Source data
+ + + + +
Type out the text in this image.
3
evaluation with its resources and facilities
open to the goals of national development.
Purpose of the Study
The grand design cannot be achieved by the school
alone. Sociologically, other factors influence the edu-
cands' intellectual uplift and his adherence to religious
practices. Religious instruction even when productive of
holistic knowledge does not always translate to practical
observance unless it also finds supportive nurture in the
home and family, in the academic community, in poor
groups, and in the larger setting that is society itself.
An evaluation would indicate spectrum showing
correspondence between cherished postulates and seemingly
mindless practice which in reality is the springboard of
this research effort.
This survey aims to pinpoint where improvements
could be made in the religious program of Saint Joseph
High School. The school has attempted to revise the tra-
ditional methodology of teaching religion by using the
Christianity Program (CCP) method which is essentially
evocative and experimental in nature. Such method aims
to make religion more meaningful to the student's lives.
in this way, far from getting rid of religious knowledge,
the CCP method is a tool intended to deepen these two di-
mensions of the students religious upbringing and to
+ + + + +
**Challenge**
All of the material above needs to be retyped word for word.

**Output of the task**
Type out the text in this image.
3
evaluation with its resources and facilities
open to the goals of national development.
Purpose of the Study
The grand design cannot be achieved by the school
alone. Sociologically, other factors influence the edu-
cands' intellectual uplift and his adherence to religious
practices. Religious instruction even when productive of
holistic knowledge does not always translate to practical
observance unless it also finds supportive nurture in the
home and family, in the academic community, in poor
groups, and in the larger setting that is society itself.
An evaluation would indicate spectrum showing
correspondence between cherished postulates and seemingly
mindless practice which in reality is the springboard of
this research effort.
This survey aims to pinpoint where improvements
could be made in the religious program of Saint Joseph
High School. The school has attempted to revise the tra-
ditional methodology of teaching religion by using the
Christianity Program (CCP) method which is essentially
evocative and experimental in nature. Such method aims
to make religion more meaningful to the student's lives.
in this way, far from getting rid of religious knowledge,
the CCP method is a tool intended to deepen these two di-
mensions of the students religious upbringing and to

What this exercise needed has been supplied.